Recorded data
____

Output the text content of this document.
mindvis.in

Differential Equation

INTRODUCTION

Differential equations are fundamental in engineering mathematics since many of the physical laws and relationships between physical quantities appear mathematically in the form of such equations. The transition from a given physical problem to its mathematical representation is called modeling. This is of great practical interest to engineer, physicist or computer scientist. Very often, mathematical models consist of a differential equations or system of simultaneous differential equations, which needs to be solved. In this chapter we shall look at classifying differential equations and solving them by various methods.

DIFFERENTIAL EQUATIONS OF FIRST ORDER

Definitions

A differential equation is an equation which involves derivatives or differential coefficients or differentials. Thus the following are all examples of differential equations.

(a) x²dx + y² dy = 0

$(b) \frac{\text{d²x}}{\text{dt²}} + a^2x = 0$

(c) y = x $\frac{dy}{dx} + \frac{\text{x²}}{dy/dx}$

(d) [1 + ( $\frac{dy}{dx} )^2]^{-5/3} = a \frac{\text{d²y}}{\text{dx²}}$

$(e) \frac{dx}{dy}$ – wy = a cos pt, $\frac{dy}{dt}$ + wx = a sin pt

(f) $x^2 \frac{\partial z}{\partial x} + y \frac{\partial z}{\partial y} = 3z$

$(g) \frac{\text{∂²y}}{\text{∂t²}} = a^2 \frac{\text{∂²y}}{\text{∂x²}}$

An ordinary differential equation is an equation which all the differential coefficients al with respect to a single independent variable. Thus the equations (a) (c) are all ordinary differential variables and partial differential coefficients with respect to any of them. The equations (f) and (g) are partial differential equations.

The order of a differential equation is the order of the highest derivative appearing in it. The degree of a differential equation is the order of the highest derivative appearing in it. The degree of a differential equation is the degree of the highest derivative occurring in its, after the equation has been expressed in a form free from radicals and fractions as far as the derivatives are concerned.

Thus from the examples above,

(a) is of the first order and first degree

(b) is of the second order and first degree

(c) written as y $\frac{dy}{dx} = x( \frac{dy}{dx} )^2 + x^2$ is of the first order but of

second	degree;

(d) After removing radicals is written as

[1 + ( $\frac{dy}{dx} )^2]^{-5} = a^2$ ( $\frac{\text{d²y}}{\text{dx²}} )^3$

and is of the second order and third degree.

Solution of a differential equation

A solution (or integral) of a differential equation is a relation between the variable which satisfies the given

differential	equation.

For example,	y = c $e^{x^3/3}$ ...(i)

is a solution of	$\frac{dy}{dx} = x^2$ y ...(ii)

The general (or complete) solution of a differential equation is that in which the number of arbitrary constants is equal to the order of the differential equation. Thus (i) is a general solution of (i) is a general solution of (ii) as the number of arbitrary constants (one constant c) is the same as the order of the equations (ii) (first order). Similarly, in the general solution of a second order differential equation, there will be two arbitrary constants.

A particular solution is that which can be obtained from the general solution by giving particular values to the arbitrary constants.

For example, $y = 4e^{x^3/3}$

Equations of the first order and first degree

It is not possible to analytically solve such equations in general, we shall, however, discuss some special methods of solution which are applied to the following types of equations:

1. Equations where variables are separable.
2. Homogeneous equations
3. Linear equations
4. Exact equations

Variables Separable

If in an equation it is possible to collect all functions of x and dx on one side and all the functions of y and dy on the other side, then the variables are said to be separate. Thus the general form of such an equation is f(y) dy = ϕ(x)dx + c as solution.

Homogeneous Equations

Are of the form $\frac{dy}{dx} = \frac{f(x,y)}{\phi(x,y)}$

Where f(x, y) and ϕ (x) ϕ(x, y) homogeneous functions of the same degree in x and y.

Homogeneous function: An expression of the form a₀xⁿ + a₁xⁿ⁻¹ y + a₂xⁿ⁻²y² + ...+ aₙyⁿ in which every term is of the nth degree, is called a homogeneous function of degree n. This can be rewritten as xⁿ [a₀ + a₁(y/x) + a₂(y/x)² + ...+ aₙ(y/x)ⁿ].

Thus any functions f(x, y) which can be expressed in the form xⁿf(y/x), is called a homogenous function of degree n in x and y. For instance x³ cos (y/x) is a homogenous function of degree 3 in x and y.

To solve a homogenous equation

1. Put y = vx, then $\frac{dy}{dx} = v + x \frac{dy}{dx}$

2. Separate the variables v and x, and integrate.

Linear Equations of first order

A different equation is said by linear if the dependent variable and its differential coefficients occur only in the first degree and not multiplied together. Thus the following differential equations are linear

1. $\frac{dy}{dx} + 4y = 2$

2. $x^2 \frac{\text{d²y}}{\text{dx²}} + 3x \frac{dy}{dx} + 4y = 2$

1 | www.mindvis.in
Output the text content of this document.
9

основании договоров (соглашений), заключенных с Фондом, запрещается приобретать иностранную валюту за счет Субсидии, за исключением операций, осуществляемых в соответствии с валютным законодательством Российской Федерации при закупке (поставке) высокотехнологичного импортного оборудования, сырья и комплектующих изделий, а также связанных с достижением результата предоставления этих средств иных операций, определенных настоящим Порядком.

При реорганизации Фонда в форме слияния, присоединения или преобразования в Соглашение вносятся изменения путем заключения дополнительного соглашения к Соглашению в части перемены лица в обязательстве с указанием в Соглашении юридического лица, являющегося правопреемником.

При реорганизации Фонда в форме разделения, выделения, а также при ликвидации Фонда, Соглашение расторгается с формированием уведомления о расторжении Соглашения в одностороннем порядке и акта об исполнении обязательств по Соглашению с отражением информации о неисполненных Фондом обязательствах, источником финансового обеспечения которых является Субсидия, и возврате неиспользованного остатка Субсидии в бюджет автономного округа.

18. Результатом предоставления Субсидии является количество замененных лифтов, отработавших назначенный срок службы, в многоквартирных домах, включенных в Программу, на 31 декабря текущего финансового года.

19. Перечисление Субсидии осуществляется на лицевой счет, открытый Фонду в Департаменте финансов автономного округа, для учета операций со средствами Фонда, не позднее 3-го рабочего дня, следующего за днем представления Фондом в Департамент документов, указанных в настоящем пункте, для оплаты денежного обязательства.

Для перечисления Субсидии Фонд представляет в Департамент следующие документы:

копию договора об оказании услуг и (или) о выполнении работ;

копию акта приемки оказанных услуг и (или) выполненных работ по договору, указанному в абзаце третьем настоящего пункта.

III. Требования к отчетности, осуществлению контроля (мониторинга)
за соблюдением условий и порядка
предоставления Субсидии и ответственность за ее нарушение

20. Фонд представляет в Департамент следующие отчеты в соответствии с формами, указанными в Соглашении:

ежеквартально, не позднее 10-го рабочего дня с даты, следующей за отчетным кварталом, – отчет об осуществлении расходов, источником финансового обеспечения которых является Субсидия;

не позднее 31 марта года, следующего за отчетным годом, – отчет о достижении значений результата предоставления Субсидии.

____

Write out the whole listing again, exactly as it stands.

Output the text content of this document.
mindvis.in

Differential Equation

INTRODUCTION

Differential equations are fundamental in engineering mathematics since many of the physical laws and relationships between physical quantities appear mathematically in the form of such equations. The transition from a given physical problem to its mathematical representation is called modeling. This is of great practical interest to engineer, physicist or computer scientist. Very often, mathematical models consist of a differential equations or system of simultaneous differential equations, which needs to be solved. In this chapter we shall look at classifying differential equations and solving them by various methods.

DIFFERENTIAL EQUATIONS OF FIRST ORDER

Definitions

A differential equation is an equation which involves derivatives or differential coefficients or differentials. Thus the following are all examples of differential equations.

(a) x²dx + y² dy = 0

$(b) \frac{\text{d²x}}{\text{dt²}} + a^2x = 0$

(c) y = x $\frac{dy}{dx} + \frac{\text{x²}}{dy/dx}$

(d) [1 + ( $\frac{dy}{dx} )^2]^{-5/3} = a \frac{\text{d²y}}{\text{dx²}}$

$(e) \frac{dx}{dy}$ – wy = a cos pt, $\frac{dy}{dt}$ + wx = a sin pt

(f) $x^2 \frac{\partial z}{\partial x} + y \frac{\partial z}{\partial y} = 3z$

$(g) \frac{\text{∂²y}}{\text{∂t²}} = a^2 \frac{\text{∂²y}}{\text{∂x²}}$

An ordinary differential equation is an equation which all the differential coefficients al with respect to a single independent variable. Thus the equations (a) (c) are all ordinary differential variables and partial differential coefficients with respect to any of them. The equations (f) and (g) are partial differential equations.

The order of a differential equation is the order of the highest derivative appearing in it. The degree of a differential equation is the order of the highest derivative appearing in it. The degree of a differential equation is the degree of the highest derivative occurring in its, after the equation has been expressed in a form free from radicals and fractions as far as the derivatives are concerned.

Thus from the examples above,

(a) is of the first order and first degree

(b) is of the second order and first degree

(c) written as y $\frac{dy}{dx} = x( \frac{dy}{dx} )^2 + x^2$ is of the first order but of

second	degree;

(d) After removing radicals is written as

[1 + ( $\frac{dy}{dx} )^2]^{-5} = a^2$ ( $\frac{\text{d²y}}{\text{dx²}} )^3$

and is of the second order and third degree.

Solution of a differential equation

A solution (or integral) of a differential equation is a relation between the variable which satisfies the given

differential	equation.

For example,	y = c $e^{x^3/3}$ ...(i)

is a solution of	$\frac{dy}{dx} = x^2$ y ...(ii)

The general (or complete) solution of a differential equation is that in which the number of arbitrary constants is equal to the order of the differential equation. Thus (i) is a general solution of (i) is a general solution of (ii) as the number of arbitrary constants (one constant c) is the same as the order of the equations (ii) (first order). Similarly, in the general solution of a second order differential equation, there will be two arbitrary constants.

A particular solution is that which can be obtained from the general solution by giving particular values to the arbitrary constants.

For example, $y = 4e^{x^3/3}$

Equations of the first order and first degree

It is not possible to analytically solve such equations in general, we shall, however, discuss some special methods of solution which are applied to the following types of equations:

1. Equations where variables are separable.
2. Homogeneous equations
3. Linear equations
4. Exact equations

Variables Separable

If in an equation it is possible to collect all functions of x and dx on one side and all the functions of y and dy on the other side, then the variables are said to be separate. Thus the general form of such an equation is f(y) dy = ϕ(x)dx + c as solution.

Homogeneous Equations

Are of the form $\frac{dy}{dx} = \frac{f(x,y)}{\phi(x,y)}$

Where f(x, y) and ϕ (x) ϕ(x, y) homogeneous functions of the same degree in x and y.

Homogeneous function: An expression of the form a₀xⁿ + a₁xⁿ⁻¹ y + a₂xⁿ⁻²y² + ...+ aₙyⁿ in which every term is of the nth degree, is called a homogeneous function of degree n. This can be rewritten as xⁿ [a₀ + a₁(y/x) + a₂(y/x)² + ...+ aₙ(y/x)ⁿ].

Thus any functions f(x, y) which can be expressed in the form xⁿf(y/x), is called a homogenous function of degree n in x and y. For instance x³ cos (y/x) is a homogenous function of degree 3 in x and y.

To solve a homogenous equation

1. Put y = vx, then $\frac{dy}{dx} = v + x \frac{dy}{dx}$

2. Separate the variables v and x, and integrate.

Linear Equations of first order

A different equation is said by linear if the dependent variable and its differential coefficients occur only in the first degree and not multiplied together. Thus the following differential equations are linear

1. $\frac{dy}{dx} + 4y = 2$

2. $x^2 \frac{\text{d²y}}{\text{dx²}} + 3x \frac{dy}{dx} + 4y = 2$

1 | www.mindvis.in
Output the text content of this document.
9

основании договоров (соглашений), заключенных с Фондом, запрещается приобретать иностранную валюту за счет Субсидии, за исключением операций, осуществляемых в соответствии с валютным законодательством Российской Федерации при закупке (поставке) высокотехнологичного импортного оборудования, сырья и комплектующих изделий, а также связанных с достижением результата предоставления этих средств иных операций, определенных настоящим Порядком.

При реорганизации Фонда в форме слияния, присоединения или преобразования в Соглашение вносятся изменения путем заключения дополнительного соглашения к Соглашению в части перемены лица в обязательстве с указанием в Соглашении юридического лица, являющегося правопреемником.

При реорганизации Фонда в форме разделения, выделения, а также при ликвидации Фонда, Соглашение расторгается с формированием уведомления о расторжении Соглашения в одностороннем порядке и акта об исполнении обязательств по Соглашению с отражением информации о неисполненных Фондом обязательствах, источником финансового обеспечения которых является Субсидия, и возврате неиспользованного остатка Субсидии в бюджет автономного округа.

18. Результатом предоставления Субсидии является количество замененных лифтов, отработавших назначенный срок службы, в многоквартирных домах, включенных в Программу, на 31 декабря текущего финансового года.

19. Перечисление Субсидии осуществляется на лицевой счет, открытый Фонду в Департаменте финансов автономного округа, для учета операций со средствами Фонда, не позднее 3-го рабочего дня, следующего за днем представления Фондом в Департамент документов, указанных в настоящем пункте, для оплаты денежного обязательства.

Для перечисления Субсидии Фонд представляет в Департамент следующие документы:

копию договора об оказании услуг и (или) о выполнении работ;

копию акта приемки оказанных услуг и (или) выполненных работ по договору, указанному в абзаце третьем настоящего пункта.

III. Требования к отчетности, осуществлению контроля (мониторинга)
за соблюдением условий и порядка
предоставления Субсидии и ответственность за ее нарушение

20. Фонд представляет в Департамент следующие отчеты в соответствии с формами, указанными в Соглашении:

ежеквартально, не позднее 10-го рабочего дня с даты, следующей за отчетным кварталом, – отчет об осуществлении расходов, источником финансового обеспечения которых является Субсидия;

не позднее 31 марта года, следующего за отчетным годом, – отчет о достижении значений результата предоставления Субсидии.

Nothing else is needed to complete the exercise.